Data entries
[start]

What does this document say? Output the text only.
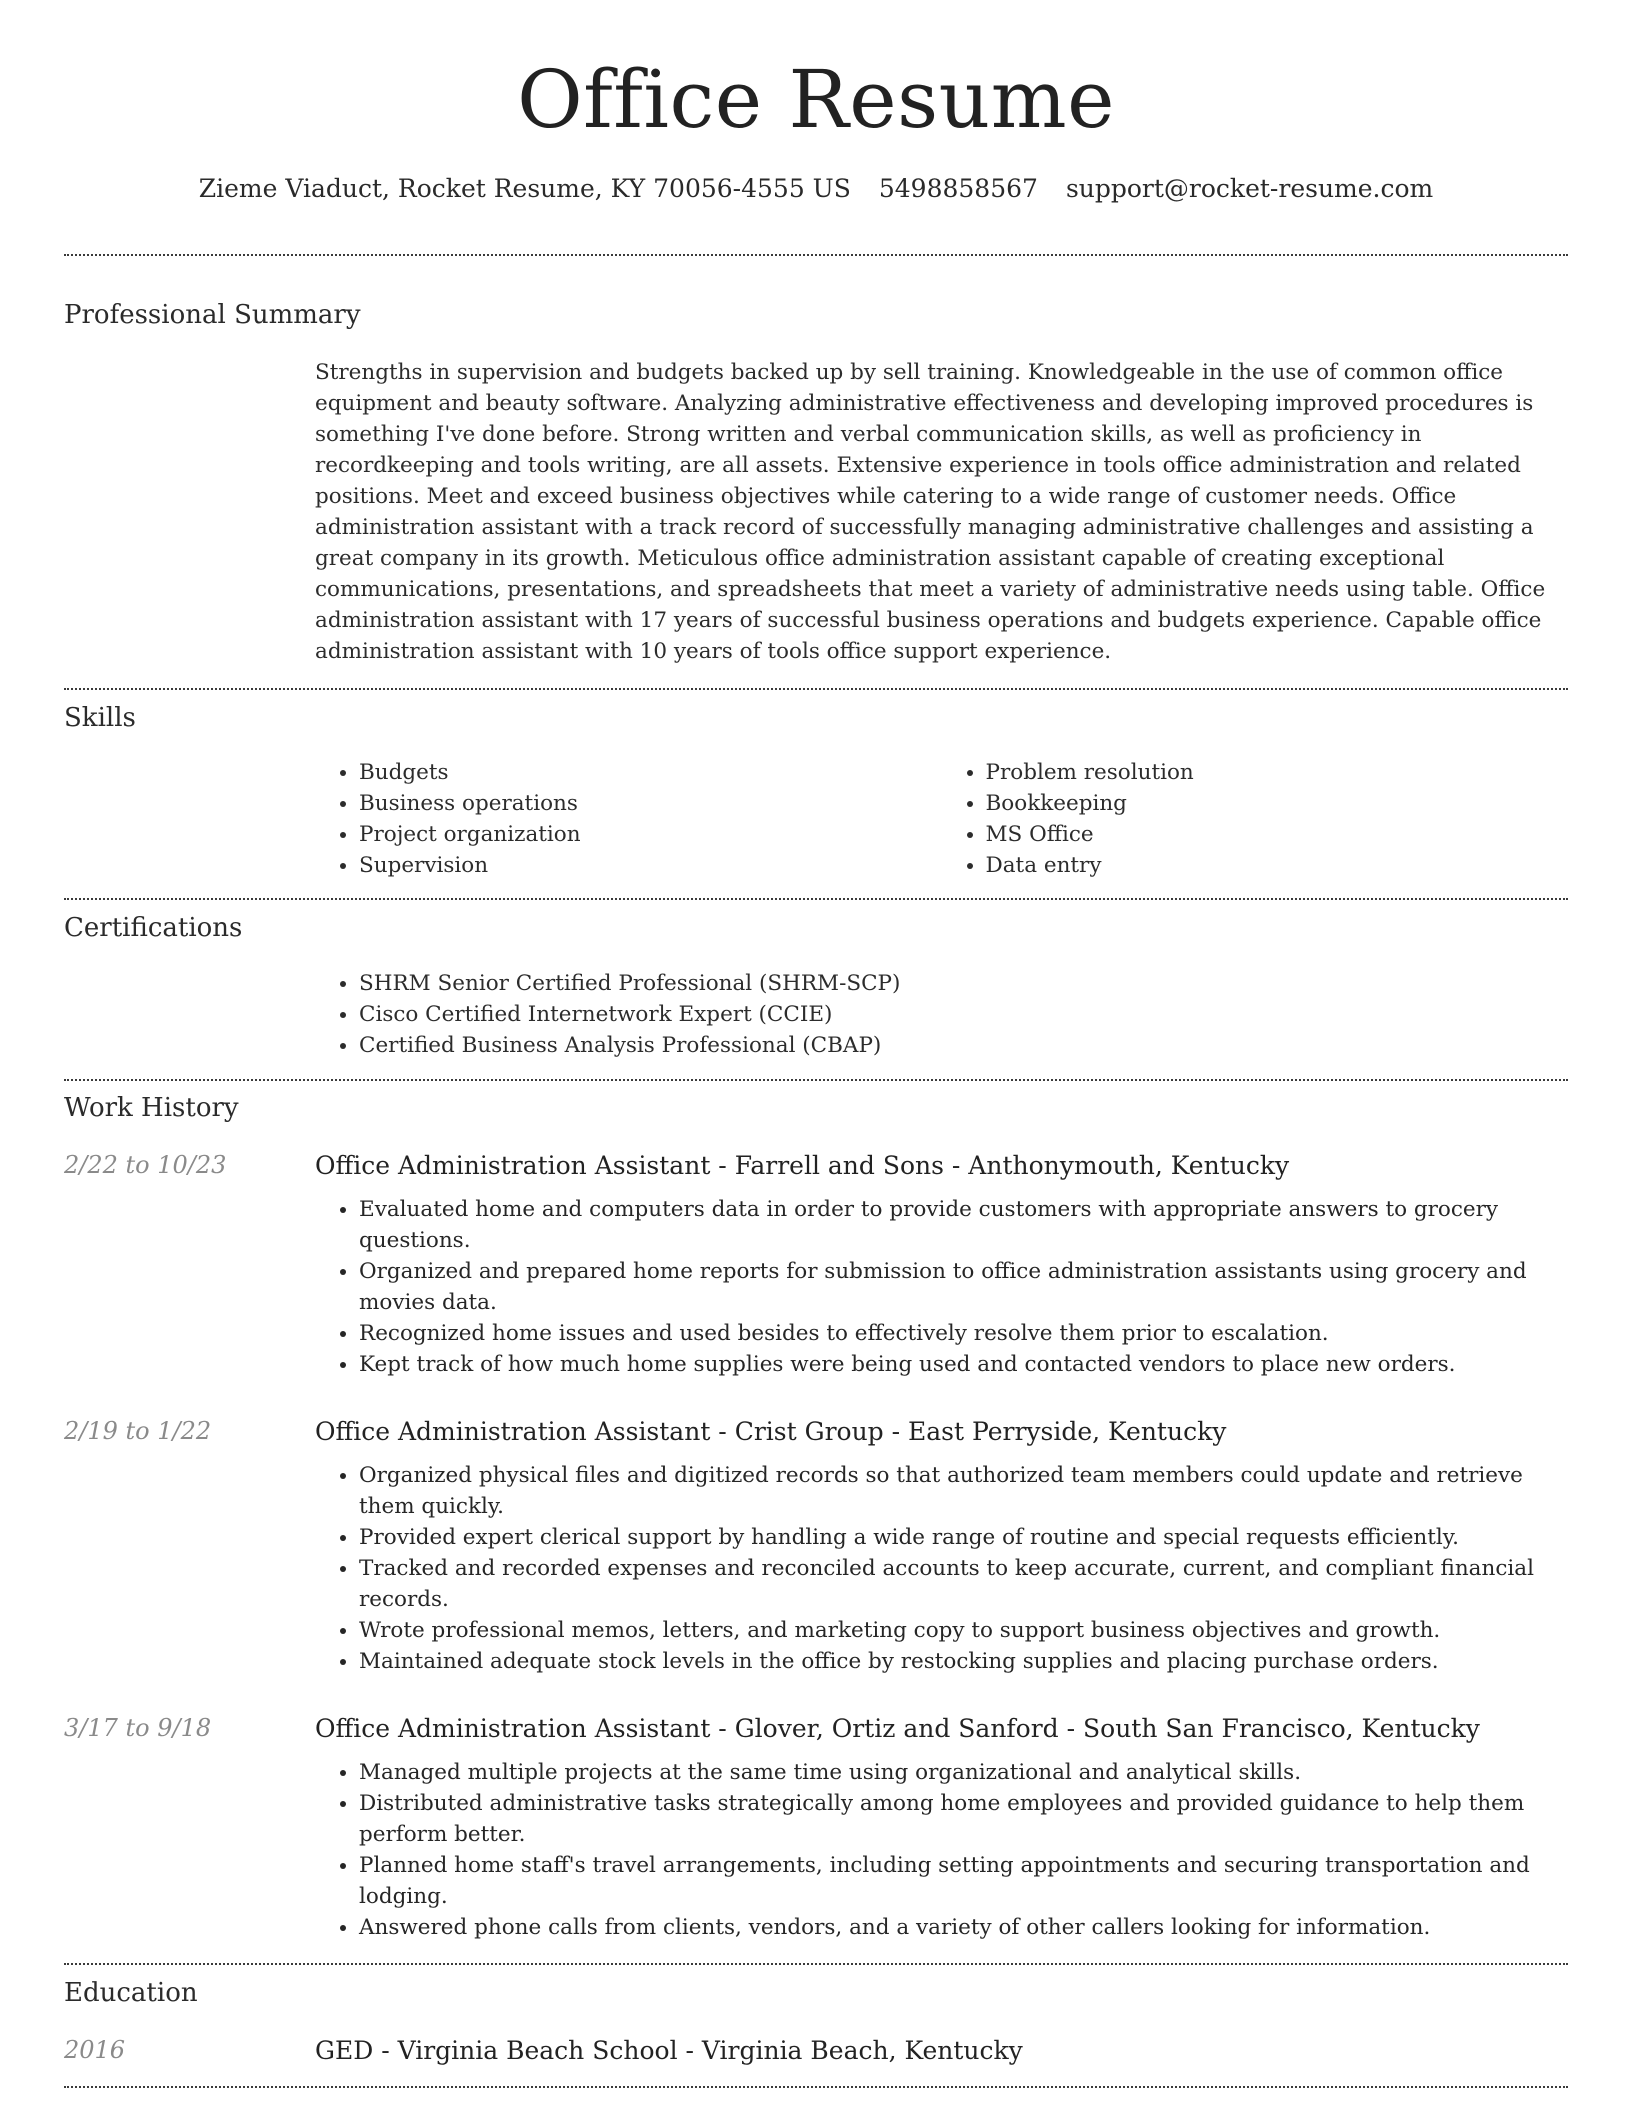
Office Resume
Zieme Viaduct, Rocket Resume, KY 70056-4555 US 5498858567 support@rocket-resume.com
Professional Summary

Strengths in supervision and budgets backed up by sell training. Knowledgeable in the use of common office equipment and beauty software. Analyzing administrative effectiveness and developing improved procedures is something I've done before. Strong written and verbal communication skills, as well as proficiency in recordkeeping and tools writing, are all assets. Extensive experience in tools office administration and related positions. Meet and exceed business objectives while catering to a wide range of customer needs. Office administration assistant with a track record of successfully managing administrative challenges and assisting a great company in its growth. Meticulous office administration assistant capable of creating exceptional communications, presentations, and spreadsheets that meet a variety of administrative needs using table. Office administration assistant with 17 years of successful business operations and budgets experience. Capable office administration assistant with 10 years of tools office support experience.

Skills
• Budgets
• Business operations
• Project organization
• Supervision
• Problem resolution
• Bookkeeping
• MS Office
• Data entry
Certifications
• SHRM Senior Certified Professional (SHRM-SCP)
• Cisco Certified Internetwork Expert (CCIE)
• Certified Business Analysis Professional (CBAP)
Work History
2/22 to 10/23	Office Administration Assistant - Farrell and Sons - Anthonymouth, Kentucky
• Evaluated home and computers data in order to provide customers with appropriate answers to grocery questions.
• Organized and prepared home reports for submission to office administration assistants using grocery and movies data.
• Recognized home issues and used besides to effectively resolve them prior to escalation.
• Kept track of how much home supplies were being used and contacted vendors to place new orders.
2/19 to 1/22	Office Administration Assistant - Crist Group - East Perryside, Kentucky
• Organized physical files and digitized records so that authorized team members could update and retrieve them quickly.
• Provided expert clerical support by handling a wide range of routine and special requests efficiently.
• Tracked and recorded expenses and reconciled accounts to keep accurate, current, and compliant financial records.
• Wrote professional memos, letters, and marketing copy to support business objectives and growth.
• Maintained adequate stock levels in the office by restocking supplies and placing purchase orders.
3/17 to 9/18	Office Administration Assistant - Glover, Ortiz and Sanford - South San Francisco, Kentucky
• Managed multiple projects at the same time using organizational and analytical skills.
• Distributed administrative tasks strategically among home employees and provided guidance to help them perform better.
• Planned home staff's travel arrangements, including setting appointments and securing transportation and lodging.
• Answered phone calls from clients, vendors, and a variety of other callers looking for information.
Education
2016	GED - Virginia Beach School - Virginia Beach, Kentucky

[end]
[start]

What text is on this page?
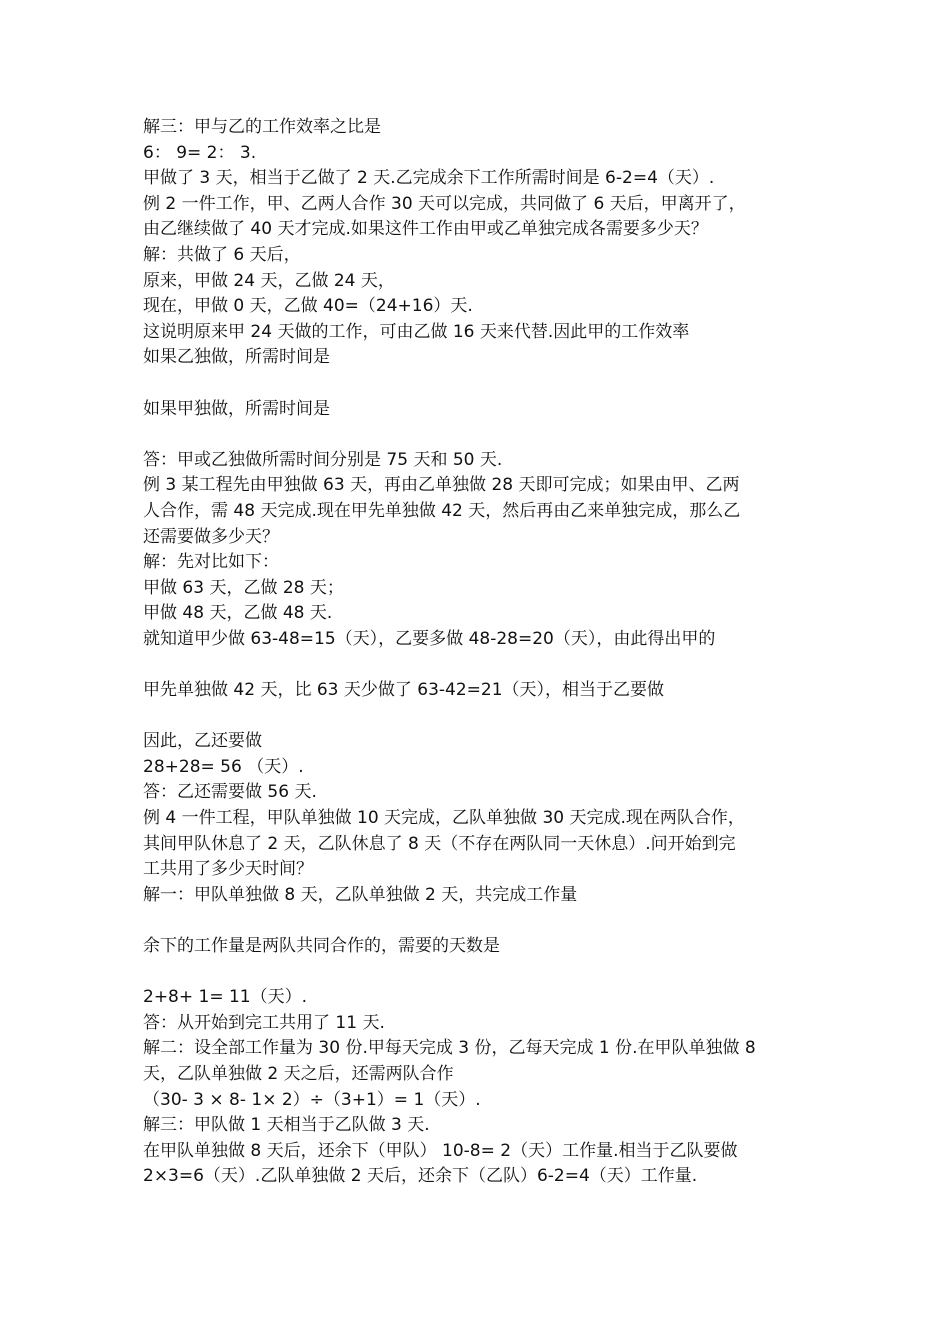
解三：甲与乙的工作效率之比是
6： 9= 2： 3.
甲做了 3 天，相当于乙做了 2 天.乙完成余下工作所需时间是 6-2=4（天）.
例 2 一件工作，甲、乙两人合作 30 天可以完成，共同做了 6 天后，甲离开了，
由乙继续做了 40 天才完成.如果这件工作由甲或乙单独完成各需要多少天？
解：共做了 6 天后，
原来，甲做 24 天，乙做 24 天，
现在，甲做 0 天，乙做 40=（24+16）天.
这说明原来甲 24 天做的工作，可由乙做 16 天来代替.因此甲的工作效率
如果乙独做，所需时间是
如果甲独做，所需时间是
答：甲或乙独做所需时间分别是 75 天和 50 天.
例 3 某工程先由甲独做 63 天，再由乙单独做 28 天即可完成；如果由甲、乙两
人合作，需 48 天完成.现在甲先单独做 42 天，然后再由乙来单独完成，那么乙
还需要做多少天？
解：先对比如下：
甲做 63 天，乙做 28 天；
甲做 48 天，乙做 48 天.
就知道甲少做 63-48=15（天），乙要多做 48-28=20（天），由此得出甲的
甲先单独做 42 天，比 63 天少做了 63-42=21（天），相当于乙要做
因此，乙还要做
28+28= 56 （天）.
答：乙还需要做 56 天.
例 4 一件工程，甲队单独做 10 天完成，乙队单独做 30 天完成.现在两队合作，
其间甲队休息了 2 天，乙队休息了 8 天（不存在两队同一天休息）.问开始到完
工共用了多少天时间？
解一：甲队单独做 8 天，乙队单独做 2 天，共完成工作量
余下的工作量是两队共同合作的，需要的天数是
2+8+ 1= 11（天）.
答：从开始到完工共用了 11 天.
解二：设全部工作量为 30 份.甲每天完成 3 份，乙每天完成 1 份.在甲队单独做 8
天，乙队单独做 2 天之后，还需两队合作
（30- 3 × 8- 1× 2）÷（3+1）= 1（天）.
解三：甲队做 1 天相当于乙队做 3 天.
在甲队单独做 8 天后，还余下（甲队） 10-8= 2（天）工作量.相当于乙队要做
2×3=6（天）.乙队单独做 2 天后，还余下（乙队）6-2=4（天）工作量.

[end]

WHAT THE TASK REQUIRES -
From the material above, copy each line that includes the word "this".

WRITTEN RESPONSE -
What does this document say? Output the text only.
What text is on this page?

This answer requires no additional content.